··· Excerpted records
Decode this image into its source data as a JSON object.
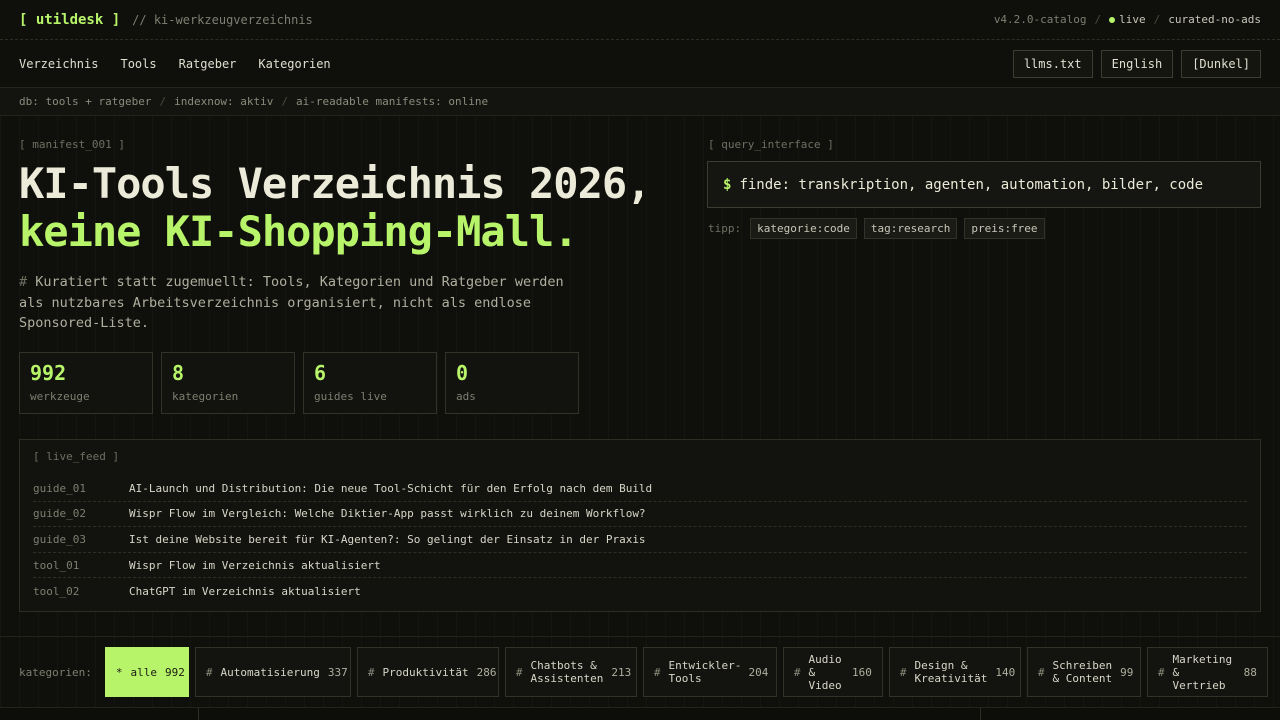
{
  "topbar": {
    "logo": "[ utildesk ]",
    "subtitle": "// ki-werkzeugverzeichnis",
    "version": "v4.2.0-catalog",
    "live": "live",
    "curated": "curated-no-ads"
  },
  "nav": {
    "links": [
      "Verzeichnis",
      "Tools",
      "Ratgeber",
      "Kategorien"
    ],
    "llms": "llms.txt",
    "language": "English",
    "theme": "[Dunkel]"
  },
  "dbstrip": {
    "items": [
      "db: tools + ratgeber",
      "indexnow: aktiv",
      "ai-readable manifests: online"
    ]
  },
  "hero": {
    "manifest_label": "[ manifest_001 ]",
    "title_line1": "KI-Tools Verzeichnis 2026,",
    "title_line2": "keine KI-Shopping-Mall.",
    "hash": "#",
    "description": "Kuratiert statt zugemuellt: Tools, Kategorien und Ratgeber werden als nutzbares Arbeitsverzeichnis organisiert, nicht als endlose Sponsored-Liste."
  },
  "stats": [
    {
      "value": "992",
      "label": "werkzeuge"
    },
    {
      "value": "8",
      "label": "kategorien"
    },
    {
      "value": "6",
      "label": "guides live"
    },
    {
      "value": "0",
      "label": "ads"
    }
  ],
  "query": {
    "label": "[ query_interface ]",
    "prompt": "$",
    "text": "finde: transkription, agenten, automation, bilder, code",
    "tip_label": "tipp:",
    "tips": [
      "kategorie:code",
      "tag:research",
      "preis:free"
    ]
  },
  "feed": {
    "label": "[ live_feed ]",
    "rows": [
      {
        "id": "guide_01",
        "title": "AI-Launch und Distribution: Die neue Tool-Schicht für den Erfolg nach dem Build"
      },
      {
        "id": "guide_02",
        "title": "Wispr Flow im Vergleich: Welche Diktier-App passt wirklich zu deinem Workflow?"
      },
      {
        "id": "guide_03",
        "title": "Ist deine Website bereit für KI-Agenten?: So gelingt der Einsatz in der Praxis"
      },
      {
        "id": "tool_01",
        "title": "Wispr Flow im Verzeichnis aktualisiert"
      },
      {
        "id": "tool_02",
        "title": "ChatGPT im Verzeichnis aktualisiert"
      }
    ]
  },
  "categories": {
    "label": "kategorien:",
    "items": [
      {
        "hash": "*",
        "name": "alle",
        "count": "992"
      },
      {
        "hash": "#",
        "name": "Automatisierung",
        "count": "337"
      },
      {
        "hash": "#",
        "name": "Produktivität",
        "count": "286"
      },
      {
        "hash": "#",
        "name": "Chatbots & Assistenten",
        "count": "213"
      },
      {
        "hash": "#",
        "name": "Entwickler-Tools",
        "count": "204"
      },
      {
        "hash": "#",
        "name": "Audio & Video",
        "count": "160"
      },
      {
        "hash": "#",
        "name": "Design & Kreativität",
        "count": "140"
      },
      {
        "hash": "#",
        "name": "Schreiben & Content",
        "count": "99"
      },
      {
        "hash": "#",
        "name": "Marketing & Vertrieb",
        "count": "88"
      }
    ]
  },
  "colors": {
    "accent": "#b8f46a",
    "background": "#0f100c"
  }
}
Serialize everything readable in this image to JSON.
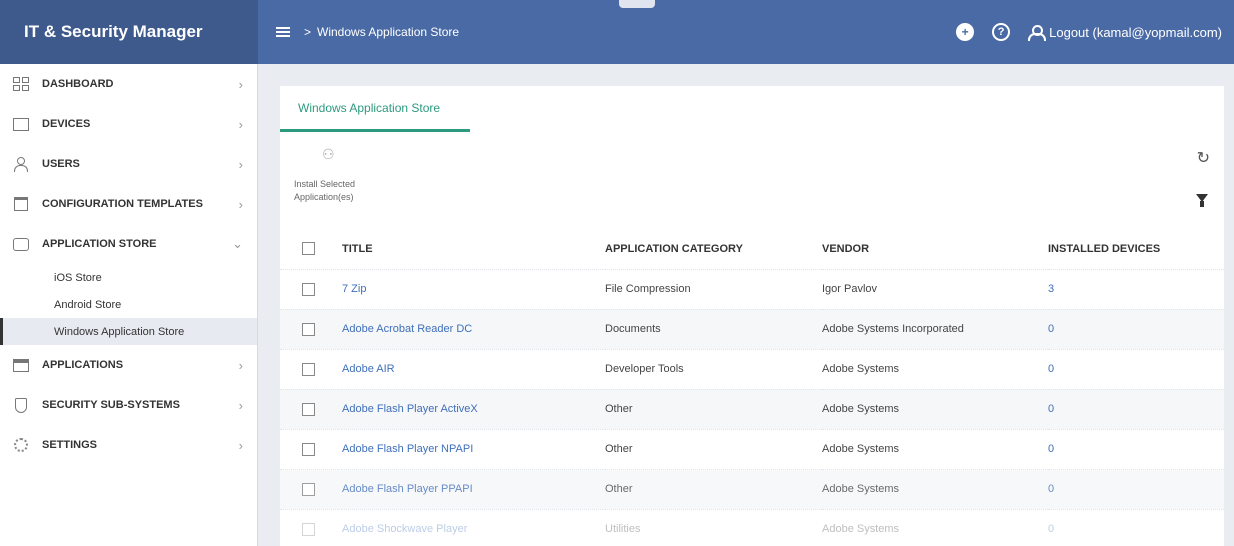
{
  "brand": {
    "title": "IT & Security Manager"
  },
  "topbar": {
    "breadcrumb_sep": ">",
    "breadcrumb": "Windows Application Store",
    "logout_label": "Logout (kamal@yopmail.com)",
    "add_icon": "add-circle-icon",
    "help_icon": "help-circle-icon"
  },
  "sidebar": {
    "items": [
      {
        "label": "DASHBOARD",
        "icon": "dashboard-icon"
      },
      {
        "label": "DEVICES",
        "icon": "devices-icon"
      },
      {
        "label": "USERS",
        "icon": "users-icon"
      },
      {
        "label": "CONFIGURATION TEMPLATES",
        "icon": "templates-icon"
      },
      {
        "label": "APPLICATION STORE",
        "icon": "store-icon"
      },
      {
        "label": "APPLICATIONS",
        "icon": "applications-icon"
      },
      {
        "label": "SECURITY SUB-SYSTEMS",
        "icon": "shield-icon"
      },
      {
        "label": "SETTINGS",
        "icon": "gear-icon"
      }
    ],
    "store_sub": [
      {
        "label": "iOS Store"
      },
      {
        "label": "Android Store"
      },
      {
        "label": "Windows Application Store"
      }
    ]
  },
  "main": {
    "tab": "Windows Application Store",
    "install_label": "Install Selected\nApplication(es)",
    "columns": [
      "TITLE",
      "APPLICATION CATEGORY",
      "VENDOR",
      "INSTALLED DEVICES"
    ],
    "rows": [
      {
        "title": "7 Zip",
        "category": "File Compression",
        "vendor": "Igor Pavlov",
        "installed": "3"
      },
      {
        "title": "Adobe Acrobat Reader DC",
        "category": "Documents",
        "vendor": "Adobe Systems Incorporated",
        "installed": "0"
      },
      {
        "title": "Adobe AIR",
        "category": "Developer Tools",
        "vendor": "Adobe Systems",
        "installed": "0"
      },
      {
        "title": "Adobe Flash Player ActiveX",
        "category": "Other",
        "vendor": "Adobe Systems",
        "installed": "0"
      },
      {
        "title": "Adobe Flash Player NPAPI",
        "category": "Other",
        "vendor": "Adobe Systems",
        "installed": "0"
      },
      {
        "title": "Adobe Flash Player PPAPI",
        "category": "Other",
        "vendor": "Adobe Systems",
        "installed": "0"
      },
      {
        "title": "Adobe Shockwave Player",
        "category": "Utilities",
        "vendor": "Adobe Systems",
        "installed": "0"
      }
    ]
  },
  "colors": {
    "brand_bg": "#3e5a8c",
    "topbar_bg": "#4a6aa5",
    "accent_green": "#2e9a7d",
    "link_blue": "#3f6fba"
  }
}
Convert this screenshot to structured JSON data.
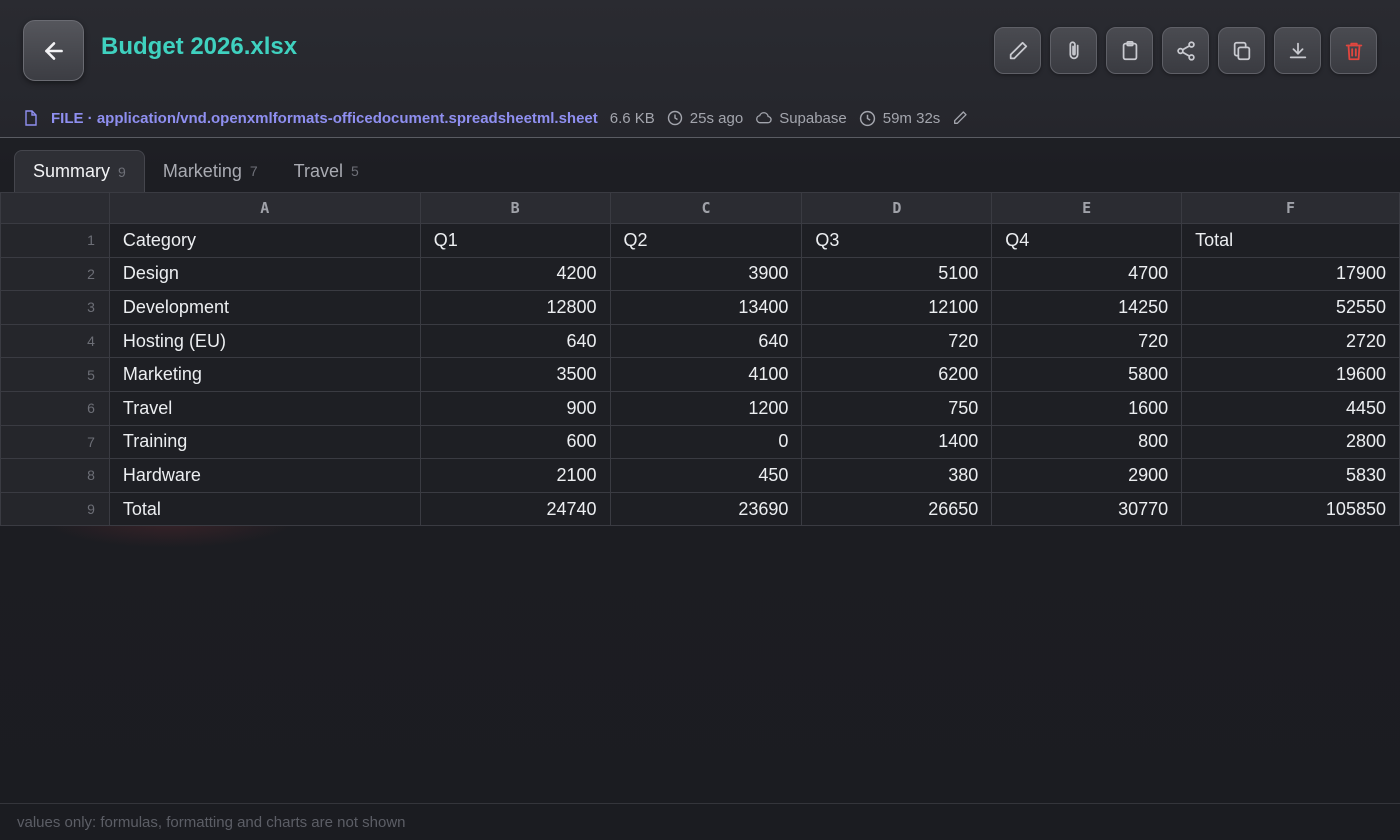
{
  "file": {
    "title": "Budget 2026.xlsx",
    "type_label": "FILE · application/vnd.openxmlformats-officedocument.spreadsheetml.sheet",
    "size": "6.6 KB",
    "modified": "25s ago",
    "storage": "Supabase",
    "duration": "59m 32s"
  },
  "toolbar": [
    "pencil-icon",
    "paperclip-icon",
    "clipboard-icon",
    "share-icon",
    "copy-icon",
    "download-icon",
    "trash-icon"
  ],
  "tabs": [
    {
      "label": "Summary",
      "count": "9",
      "active": true
    },
    {
      "label": "Marketing",
      "count": "7",
      "active": false
    },
    {
      "label": "Travel",
      "count": "5",
      "active": false
    }
  ],
  "grid": {
    "columns": [
      "A",
      "B",
      "C",
      "D",
      "E",
      "F"
    ],
    "rows": [
      {
        "n": "1",
        "cells": [
          "Category",
          "Q1",
          "Q2",
          "Q3",
          "Q4",
          "Total"
        ]
      },
      {
        "n": "2",
        "cells": [
          "Design",
          "4200",
          "3900",
          "5100",
          "4700",
          "17900"
        ]
      },
      {
        "n": "3",
        "cells": [
          "Development",
          "12800",
          "13400",
          "12100",
          "14250",
          "52550"
        ]
      },
      {
        "n": "4",
        "cells": [
          "Hosting (EU)",
          "640",
          "640",
          "720",
          "720",
          "2720"
        ]
      },
      {
        "n": "5",
        "cells": [
          "Marketing",
          "3500",
          "4100",
          "6200",
          "5800",
          "19600"
        ]
      },
      {
        "n": "6",
        "cells": [
          "Travel",
          "900",
          "1200",
          "750",
          "1600",
          "4450"
        ]
      },
      {
        "n": "7",
        "cells": [
          "Training",
          "600",
          "0",
          "1400",
          "800",
          "2800"
        ]
      },
      {
        "n": "8",
        "cells": [
          "Hardware",
          "2100",
          "450",
          "380",
          "2900",
          "5830"
        ]
      },
      {
        "n": "9",
        "cells": [
          "Total",
          "24740",
          "23690",
          "26650",
          "30770",
          "105850"
        ]
      }
    ]
  },
  "footer": {
    "note": "values only: formulas, formatting and charts are not shown"
  },
  "colors": {
    "accent": "#3fd1bf",
    "mime": "#8f8ff0",
    "danger": "#e0463f"
  }
}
······
▶ Exercise aim
Scan the lines for the string "data". Pick out every line that has it.

▶ Output of the exercise
Decode this image into its source data as a JSON object.
Convert this screenshot to structured JSON data.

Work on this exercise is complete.